Goal:
In the entries below, how many lines hold the string "color"? Give only the number.

Dataset items:
★ ★ ★ ★ ★ ★ ★

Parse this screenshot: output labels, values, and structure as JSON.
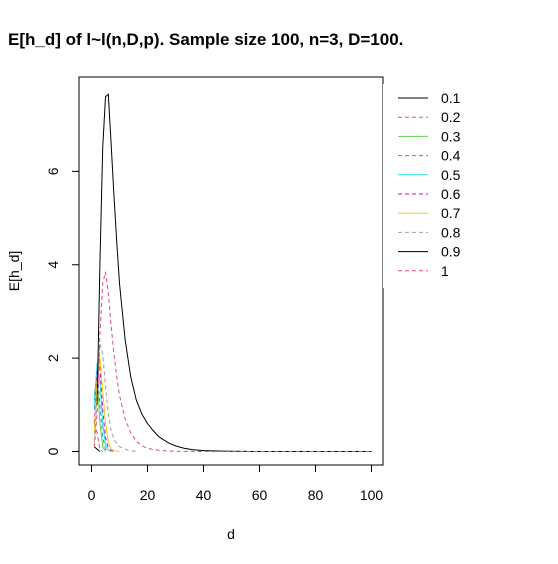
{
  "chart_data": {
    "type": "line",
    "title": "E[h_d] of l~l(n,D,p). Sample size 100, n=3, D=100.",
    "xlabel": "d",
    "ylabel": "E[h_d]",
    "xlim": [
      0,
      100
    ],
    "ylim": [
      0,
      7.7
    ],
    "x_ticks": [
      0,
      20,
      40,
      60,
      80,
      100
    ],
    "y_ticks": [
      0,
      2,
      4,
      6
    ],
    "legend_position": "top-right",
    "series": [
      {
        "name": "0.1",
        "color": "#000000",
        "dash": "solid",
        "x": [
          1,
          2,
          3
        ],
        "y": [
          0.1,
          0.05,
          0
        ]
      },
      {
        "name": "0.2",
        "color": "#DF536B",
        "dash": "dashed",
        "x": [
          1,
          2,
          3,
          4
        ],
        "y": [
          0.6,
          0.4,
          0.05,
          0
        ]
      },
      {
        "name": "0.3",
        "color": "#61D04F",
        "dash": "solid",
        "x": [
          1,
          2,
          3,
          4,
          5
        ],
        "y": [
          1.2,
          1.6,
          0.6,
          0.1,
          0
        ]
      },
      {
        "name": "0.4",
        "color": "#2297E6",
        "dash": "dashed",
        "x": [
          1,
          2,
          3,
          4,
          5,
          6
        ],
        "y": [
          1.1,
          1.8,
          1.0,
          0.3,
          0.05,
          0
        ]
      },
      {
        "name": "0.5",
        "color": "#28E2E5",
        "dash": "solid",
        "x": [
          1,
          2,
          3,
          4,
          5,
          6,
          7
        ],
        "y": [
          0.9,
          1.9,
          1.5,
          0.6,
          0.15,
          0.03,
          0
        ]
      },
      {
        "name": "0.6",
        "color": "#CD0BBC",
        "dash": "dashed",
        "x": [
          1,
          2,
          3,
          4,
          5,
          6,
          7,
          8
        ],
        "y": [
          0.6,
          1.7,
          1.8,
          0.9,
          0.3,
          0.08,
          0.02,
          0
        ]
      },
      {
        "name": "0.7",
        "color": "#F5C710",
        "dash": "solid",
        "x": [
          1,
          2,
          3,
          4,
          5,
          6,
          7,
          8,
          10
        ],
        "y": [
          0.4,
          1.5,
          2.0,
          1.3,
          0.6,
          0.2,
          0.06,
          0.02,
          0
        ]
      },
      {
        "name": "0.8",
        "color": "#9E9E9E",
        "dash": "dashed",
        "x": [
          1,
          2,
          3,
          4,
          5,
          6,
          7,
          8,
          10,
          13,
          16
        ],
        "y": [
          0.2,
          1.1,
          2.3,
          2.1,
          1.4,
          0.8,
          0.45,
          0.25,
          0.1,
          0.03,
          0
        ]
      },
      {
        "name": "0.9",
        "color": "#000000",
        "dash": "solid",
        "x": [
          2,
          3,
          4,
          5,
          6,
          7,
          8,
          9,
          10,
          12,
          14,
          16,
          18,
          20,
          22,
          24,
          26,
          28,
          30,
          33,
          36,
          40,
          45,
          50,
          60,
          70,
          80,
          90,
          100
        ],
        "y": [
          1.0,
          4.0,
          6.5,
          7.6,
          7.65,
          6.6,
          5.5,
          4.5,
          3.6,
          2.4,
          1.6,
          1.1,
          0.8,
          0.6,
          0.45,
          0.32,
          0.24,
          0.17,
          0.12,
          0.07,
          0.04,
          0.02,
          0.01,
          0.005,
          0,
          0,
          0,
          0,
          0
        ]
      },
      {
        "name": "1",
        "color": "#DF536B",
        "dash": "dashed",
        "x": [
          1,
          2,
          3,
          4,
          5,
          6,
          7,
          8,
          9,
          10,
          12,
          14,
          16,
          18,
          20,
          22,
          25,
          30,
          40,
          60,
          80,
          100
        ],
        "y": [
          0.1,
          0.8,
          2.5,
          3.6,
          3.85,
          3.4,
          2.7,
          2.1,
          1.6,
          1.2,
          0.7,
          0.4,
          0.22,
          0.12,
          0.07,
          0.04,
          0.02,
          0.005,
          0,
          0,
          0,
          0
        ]
      }
    ]
  }
}
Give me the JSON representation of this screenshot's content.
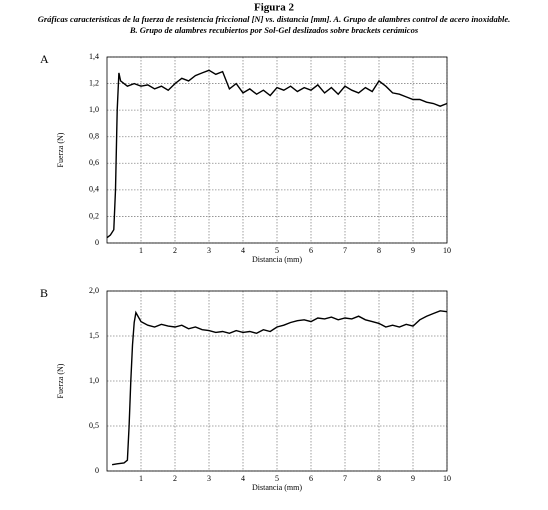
{
  "figure": {
    "title": "Figura 2",
    "caption": [
      "Gráficas características de la fuerza de resistencia friccional [N] vs. distancia [mm]. A. Grupo de alambres control de acero inoxidable.",
      "B. Grupo de alambres recubiertos por Sol-Gel deslizados sobre brackets cerámicos"
    ]
  },
  "chart_data": [
    {
      "type": "line",
      "label": "A",
      "xlabel": "Distancia (mm)",
      "ylabel": "Fuerza (N)",
      "grid": true,
      "xlim": [
        0,
        10
      ],
      "xticks": [
        1,
        2,
        3,
        4,
        5,
        6,
        7,
        8,
        9,
        10
      ],
      "ylim": [
        0,
        1.4
      ],
      "yticks": [
        0,
        {
          "value": 0.2,
          "label": "0,2"
        },
        {
          "value": 0.4,
          "label": "0,4"
        },
        {
          "value": 0.6,
          "label": "0,6"
        },
        {
          "value": 0.8,
          "label": "0,8"
        },
        {
          "value": 1.0,
          "label": "1,0"
        },
        {
          "value": 1.2,
          "label": "1,2"
        },
        {
          "value": 1.4,
          "label": "1,4"
        }
      ],
      "x": [
        0,
        0.1,
        0.2,
        0.25,
        0.3,
        0.35,
        0.4,
        0.5,
        0.6,
        0.8,
        1.0,
        1.2,
        1.4,
        1.6,
        1.8,
        2.0,
        2.2,
        2.4,
        2.6,
        2.8,
        3.0,
        3.2,
        3.4,
        3.6,
        3.8,
        4.0,
        4.2,
        4.4,
        4.6,
        4.8,
        5.0,
        5.2,
        5.4,
        5.6,
        5.8,
        6.0,
        6.2,
        6.4,
        6.6,
        6.8,
        7.0,
        7.2,
        7.4,
        7.6,
        7.8,
        8.0,
        8.2,
        8.4,
        8.6,
        8.8,
        9.0,
        9.2,
        9.4,
        9.6,
        9.8,
        10.0
      ],
      "series": [
        {
          "color": "#000000",
          "values": [
            0.04,
            0.06,
            0.1,
            0.4,
            1.0,
            1.28,
            1.22,
            1.2,
            1.18,
            1.2,
            1.18,
            1.19,
            1.16,
            1.18,
            1.15,
            1.2,
            1.24,
            1.22,
            1.26,
            1.28,
            1.3,
            1.27,
            1.29,
            1.16,
            1.2,
            1.13,
            1.16,
            1.12,
            1.15,
            1.11,
            1.17,
            1.15,
            1.18,
            1.14,
            1.17,
            1.15,
            1.19,
            1.13,
            1.17,
            1.12,
            1.18,
            1.15,
            1.13,
            1.17,
            1.14,
            1.22,
            1.18,
            1.13,
            1.12,
            1.1,
            1.08,
            1.08,
            1.06,
            1.05,
            1.03,
            1.05
          ]
        }
      ]
    },
    {
      "type": "line",
      "label": "B",
      "xlabel": "Distancia (mm)",
      "ylabel": "Fuerza (N)",
      "grid": true,
      "xlim": [
        0,
        10
      ],
      "xticks": [
        1,
        2,
        3,
        4,
        5,
        6,
        7,
        8,
        9,
        10
      ],
      "ylim": [
        0,
        2
      ],
      "yticks": [
        0,
        {
          "value": 0.5,
          "label": "0,5"
        },
        {
          "value": 1.0,
          "label": "1,0"
        },
        {
          "value": 1.5,
          "label": "1,5"
        },
        {
          "value": 2.0,
          "label": "2,0"
        }
      ],
      "x": [
        0.15,
        0.3,
        0.5,
        0.6,
        0.65,
        0.7,
        0.75,
        0.8,
        0.85,
        1.0,
        1.2,
        1.4,
        1.6,
        1.8,
        2.0,
        2.2,
        2.4,
        2.6,
        2.8,
        3.0,
        3.2,
        3.4,
        3.6,
        3.8,
        4.0,
        4.2,
        4.4,
        4.6,
        4.8,
        5.0,
        5.2,
        5.4,
        5.6,
        5.8,
        6.0,
        6.2,
        6.4,
        6.6,
        6.8,
        7.0,
        7.2,
        7.4,
        7.6,
        7.8,
        8.0,
        8.2,
        8.4,
        8.6,
        8.8,
        9.0,
        9.2,
        9.4,
        9.6,
        9.8,
        10.0
      ],
      "series": [
        {
          "color": "#000000",
          "values": [
            0.07,
            0.08,
            0.09,
            0.12,
            0.5,
            1.0,
            1.4,
            1.65,
            1.76,
            1.66,
            1.62,
            1.6,
            1.63,
            1.61,
            1.6,
            1.62,
            1.58,
            1.6,
            1.57,
            1.56,
            1.54,
            1.55,
            1.53,
            1.56,
            1.54,
            1.55,
            1.53,
            1.57,
            1.55,
            1.6,
            1.62,
            1.65,
            1.67,
            1.68,
            1.66,
            1.7,
            1.69,
            1.71,
            1.68,
            1.7,
            1.69,
            1.72,
            1.68,
            1.66,
            1.64,
            1.6,
            1.62,
            1.6,
            1.63,
            1.61,
            1.68,
            1.72,
            1.75,
            1.78,
            1.77
          ]
        }
      ]
    }
  ]
}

★ ★ ★ ★ ★ ★ ★

Answer to the exercise:
12